Every entry must be given again exactly.

----- EXERCISE MATERIAL

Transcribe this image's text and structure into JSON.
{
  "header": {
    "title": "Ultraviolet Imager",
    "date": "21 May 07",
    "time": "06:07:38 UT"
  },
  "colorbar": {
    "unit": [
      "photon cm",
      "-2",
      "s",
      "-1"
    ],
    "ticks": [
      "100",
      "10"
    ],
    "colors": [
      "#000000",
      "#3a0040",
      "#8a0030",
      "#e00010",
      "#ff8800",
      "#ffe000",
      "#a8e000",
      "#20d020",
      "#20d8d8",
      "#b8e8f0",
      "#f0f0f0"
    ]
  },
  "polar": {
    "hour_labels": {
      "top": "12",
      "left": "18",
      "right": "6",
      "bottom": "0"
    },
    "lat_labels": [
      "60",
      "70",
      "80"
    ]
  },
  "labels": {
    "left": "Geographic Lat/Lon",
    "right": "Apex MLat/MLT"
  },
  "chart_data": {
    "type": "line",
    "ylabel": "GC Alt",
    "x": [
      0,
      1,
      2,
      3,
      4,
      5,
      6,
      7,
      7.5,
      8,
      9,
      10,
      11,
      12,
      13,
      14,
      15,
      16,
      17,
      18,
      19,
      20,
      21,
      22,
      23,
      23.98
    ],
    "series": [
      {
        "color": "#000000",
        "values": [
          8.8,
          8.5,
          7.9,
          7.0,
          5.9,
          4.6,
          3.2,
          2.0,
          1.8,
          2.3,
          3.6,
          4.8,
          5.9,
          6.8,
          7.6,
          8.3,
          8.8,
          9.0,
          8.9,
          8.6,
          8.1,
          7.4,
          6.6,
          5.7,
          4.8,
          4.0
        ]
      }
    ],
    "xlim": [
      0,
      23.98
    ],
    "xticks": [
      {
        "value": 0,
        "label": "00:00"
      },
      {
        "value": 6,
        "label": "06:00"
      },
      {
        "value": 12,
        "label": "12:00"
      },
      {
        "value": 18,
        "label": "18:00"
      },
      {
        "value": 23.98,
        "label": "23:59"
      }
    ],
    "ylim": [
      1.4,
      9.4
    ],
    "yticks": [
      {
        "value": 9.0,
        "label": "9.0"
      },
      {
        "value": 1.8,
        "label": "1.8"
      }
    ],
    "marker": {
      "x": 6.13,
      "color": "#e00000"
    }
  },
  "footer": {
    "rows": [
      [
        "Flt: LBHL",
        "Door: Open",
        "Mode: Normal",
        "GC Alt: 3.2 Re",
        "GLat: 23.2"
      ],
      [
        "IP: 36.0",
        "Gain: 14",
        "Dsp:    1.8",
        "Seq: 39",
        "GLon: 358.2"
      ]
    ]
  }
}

----------

__OUTPUT__:
Transcribe this image's text and structure into JSON.
{
  "header": {
    "title": "Ultraviolet Imager",
    "date": "21 May 07",
    "time": "06:07:38 UT"
  },
  "colorbar": {
    "unit": [
      "photon cm",
      "-2",
      "s",
      "-1"
    ],
    "ticks": [
      "100",
      "10"
    ],
    "colors": [
      "#000000",
      "#3a0040",
      "#8a0030",
      "#e00010",
      "#ff8800",
      "#ffe000",
      "#a8e000",
      "#20d020",
      "#20d8d8",
      "#b8e8f0",
      "#f0f0f0"
    ]
  },
  "polar": {
    "hour_labels": {
      "top": "12",
      "left": "18",
      "right": "6",
      "bottom": "0"
    },
    "lat_labels": [
      "60",
      "70",
      "80"
    ]
  },
  "labels": {
    "left": "Geographic Lat/Lon",
    "right": "Apex MLat/MLT"
  },
  "chart_data": {
    "type": "line",
    "ylabel": "GC Alt",
    "x": [
      0,
      1,
      2,
      3,
      4,
      5,
      6,
      7,
      7.5,
      8,
      9,
      10,
      11,
      12,
      13,
      14,
      15,
      16,
      17,
      18,
      19,
      20,
      21,
      22,
      23,
      23.98
    ],
    "series": [
      {
        "color": "#000000",
        "values": [
          8.8,
          8.5,
          7.9,
          7.0,
          5.9,
          4.6,
          3.2,
          2.0,
          1.8,
          2.3,
          3.6,
          4.8,
          5.9,
          6.8,
          7.6,
          8.3,
          8.8,
          9.0,
          8.9,
          8.6,
          8.1,
          7.4,
          6.6,
          5.7,
          4.8,
          4.0
        ]
      }
    ],
    "xlim": [
      0,
      23.98
    ],
    "xticks": [
      {
        "value": 0,
        "label": "00:00"
      },
      {
        "value": 6,
        "label": "06:00"
      },
      {
        "value": 12,
        "label": "12:00"
      },
      {
        "value": 18,
        "label": "18:00"
      },
      {
        "value": 23.98,
        "label": "23:59"
      }
    ],
    "ylim": [
      1.4,
      9.4
    ],
    "yticks": [
      {
        "value": 9.0,
        "label": "9.0"
      },
      {
        "value": 1.8,
        "label": "1.8"
      }
    ],
    "marker": {
      "x": 6.13,
      "color": "#e00000"
    }
  },
  "footer": {
    "rows": [
      [
        "Flt: LBHL",
        "Door: Open",
        "Mode: Normal",
        "GC Alt: 3.2 Re",
        "GLat: 23.2"
      ],
      [
        "IP: 36.0",
        "Gain: 14",
        "Dsp:    1.8",
        "Seq: 39",
        "GLon: 358.2"
      ]
    ]
  }
}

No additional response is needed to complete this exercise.